──────── Source text ────────

Burmese Horse
- Conservation status: FAO (2007): not at risk ; DAD-IS (2026): unknown;
- Other names: Bama Myinn
- Country of origin: Myanmar
- Use: pack animal, cart-horse

Traits
- Height: Male: 145 cm;

= Burmese Horse =

Burmese breed of horse

The Burmese Horse or Bama Myinn is a Burmese breed of small horse. It is one of two horse breeds in Myanmar, the other being the Shan Horse.

== History ==

The Burmese Horse is one of two horse breeds in Myanmar, the other being the Shan Horse. The two are sometimes treated as synonyms, but are separately reported to DAD-IS by the Livestock Breeding and Veterinary Department of the Ministry of Livestock, Fisheries and Rural Development of Myanmar.

────────

Work to complete ▸
a - In the Burmese Horse text, which body reports the Burmese Horse and the Shan Horse separately to DAD-IS?
b - Copy the Burmese Horse text word for word, from "Burmese breed of horse" up to and including "Development of Myanmar.".
c - Continue the Burmese Horse article after its last sentence.

──────── Dataset excerpts ────────

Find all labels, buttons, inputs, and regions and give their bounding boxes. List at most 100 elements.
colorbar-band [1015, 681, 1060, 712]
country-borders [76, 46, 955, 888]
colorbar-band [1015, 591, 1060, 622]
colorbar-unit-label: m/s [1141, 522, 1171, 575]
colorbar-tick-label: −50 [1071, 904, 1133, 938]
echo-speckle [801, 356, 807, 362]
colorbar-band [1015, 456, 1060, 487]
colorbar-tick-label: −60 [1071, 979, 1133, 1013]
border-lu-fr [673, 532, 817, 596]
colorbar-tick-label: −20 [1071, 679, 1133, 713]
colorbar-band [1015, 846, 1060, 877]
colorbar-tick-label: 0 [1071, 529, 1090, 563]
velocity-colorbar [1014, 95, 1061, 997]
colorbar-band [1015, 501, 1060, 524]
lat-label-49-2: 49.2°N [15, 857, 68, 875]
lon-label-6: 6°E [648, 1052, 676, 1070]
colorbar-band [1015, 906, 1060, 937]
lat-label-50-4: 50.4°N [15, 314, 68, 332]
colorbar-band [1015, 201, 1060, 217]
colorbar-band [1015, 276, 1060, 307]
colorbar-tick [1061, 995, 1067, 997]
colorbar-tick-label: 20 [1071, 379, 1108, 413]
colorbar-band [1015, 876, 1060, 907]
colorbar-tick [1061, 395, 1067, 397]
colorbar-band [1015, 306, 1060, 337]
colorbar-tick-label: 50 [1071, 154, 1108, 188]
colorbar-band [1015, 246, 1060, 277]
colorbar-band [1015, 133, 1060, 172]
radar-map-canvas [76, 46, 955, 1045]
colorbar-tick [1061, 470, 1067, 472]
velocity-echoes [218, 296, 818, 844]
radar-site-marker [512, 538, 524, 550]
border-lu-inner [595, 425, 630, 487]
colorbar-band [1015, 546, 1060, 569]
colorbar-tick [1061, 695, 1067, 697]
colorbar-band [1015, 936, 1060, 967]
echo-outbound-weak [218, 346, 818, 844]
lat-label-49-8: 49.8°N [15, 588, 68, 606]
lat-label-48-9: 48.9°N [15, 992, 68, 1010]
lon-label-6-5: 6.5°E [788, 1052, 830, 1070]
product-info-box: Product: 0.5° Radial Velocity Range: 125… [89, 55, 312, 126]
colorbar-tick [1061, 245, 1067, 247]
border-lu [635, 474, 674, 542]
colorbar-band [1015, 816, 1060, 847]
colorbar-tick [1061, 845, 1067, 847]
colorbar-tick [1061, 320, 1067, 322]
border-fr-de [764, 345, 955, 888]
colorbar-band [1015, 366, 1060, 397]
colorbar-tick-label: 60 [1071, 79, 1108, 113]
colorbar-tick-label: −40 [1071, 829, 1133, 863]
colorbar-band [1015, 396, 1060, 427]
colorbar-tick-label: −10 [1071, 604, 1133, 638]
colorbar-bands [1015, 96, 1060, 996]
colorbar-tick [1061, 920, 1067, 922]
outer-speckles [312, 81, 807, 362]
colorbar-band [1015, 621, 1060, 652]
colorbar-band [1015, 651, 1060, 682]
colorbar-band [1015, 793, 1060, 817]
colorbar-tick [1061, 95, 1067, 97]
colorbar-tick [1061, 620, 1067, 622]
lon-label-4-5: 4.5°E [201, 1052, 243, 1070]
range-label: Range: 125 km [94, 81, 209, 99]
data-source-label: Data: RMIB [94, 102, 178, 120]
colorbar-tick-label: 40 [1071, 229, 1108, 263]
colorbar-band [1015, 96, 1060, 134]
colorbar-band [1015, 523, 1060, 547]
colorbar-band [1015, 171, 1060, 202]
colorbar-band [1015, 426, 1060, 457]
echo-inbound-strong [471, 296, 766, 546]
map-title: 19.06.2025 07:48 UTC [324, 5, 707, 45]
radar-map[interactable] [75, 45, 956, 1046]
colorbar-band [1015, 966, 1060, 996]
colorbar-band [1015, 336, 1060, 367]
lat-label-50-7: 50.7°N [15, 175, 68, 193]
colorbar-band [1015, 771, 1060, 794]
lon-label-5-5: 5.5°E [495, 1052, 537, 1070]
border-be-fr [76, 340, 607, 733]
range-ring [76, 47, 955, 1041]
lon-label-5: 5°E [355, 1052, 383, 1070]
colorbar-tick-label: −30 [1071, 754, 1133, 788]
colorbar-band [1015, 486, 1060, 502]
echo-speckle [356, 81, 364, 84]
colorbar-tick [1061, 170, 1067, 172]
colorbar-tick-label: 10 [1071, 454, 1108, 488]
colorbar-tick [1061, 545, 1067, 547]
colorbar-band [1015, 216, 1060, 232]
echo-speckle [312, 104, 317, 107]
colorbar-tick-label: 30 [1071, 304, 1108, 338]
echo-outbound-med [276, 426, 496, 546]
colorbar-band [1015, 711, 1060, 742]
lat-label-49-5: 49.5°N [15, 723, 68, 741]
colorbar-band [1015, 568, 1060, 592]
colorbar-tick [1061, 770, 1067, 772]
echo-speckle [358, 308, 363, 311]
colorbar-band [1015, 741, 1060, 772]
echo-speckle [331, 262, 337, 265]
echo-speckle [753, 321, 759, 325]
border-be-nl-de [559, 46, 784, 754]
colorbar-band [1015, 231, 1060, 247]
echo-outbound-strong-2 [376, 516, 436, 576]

────────

Answers for this exercise ▸
a - The Livestock Breeding and Veterinary Department of the Ministry of Livestock, Fisheries and Rural Development of Myanmar.

b -
Burmese breed of horse

The Burmese Horse or Bama Myinn is a Burmese breed of small horse. It is one of two horse breeds in Myanmar, the other being the Shan Horse.

== History ==

The Burmese Horse is one of two horse breeds in Myanmar, the other being the Shan Horse. The two are sometimes treated as synonyms, but are separately reported to DAD-IS by the Livestock Breeding and Veterinary Department of the Ministry of Livestock, Fisheries and Rural Development of Myanmar.

c -
The population of the Burmese breed was last reported to DAD-IS in 1991, when there were 26000 breeding mares. In 2007 its conservation status was recorded by the Food and Agriculture Organization of the United Nations as "not at risk"; in 2026 its status was listed in DAD-IS as "unknown".

== Characteristics ==

The Burmese Horse is well adapted to the hot and humid conditions of the country. Its coat is not as thick as that of the Shan Horse. Height at the withers is variously reported as 145 cm for males and as 122±to cm without distinction of sex.

== Use ==

It is used principally as a pack animal or to pull carts.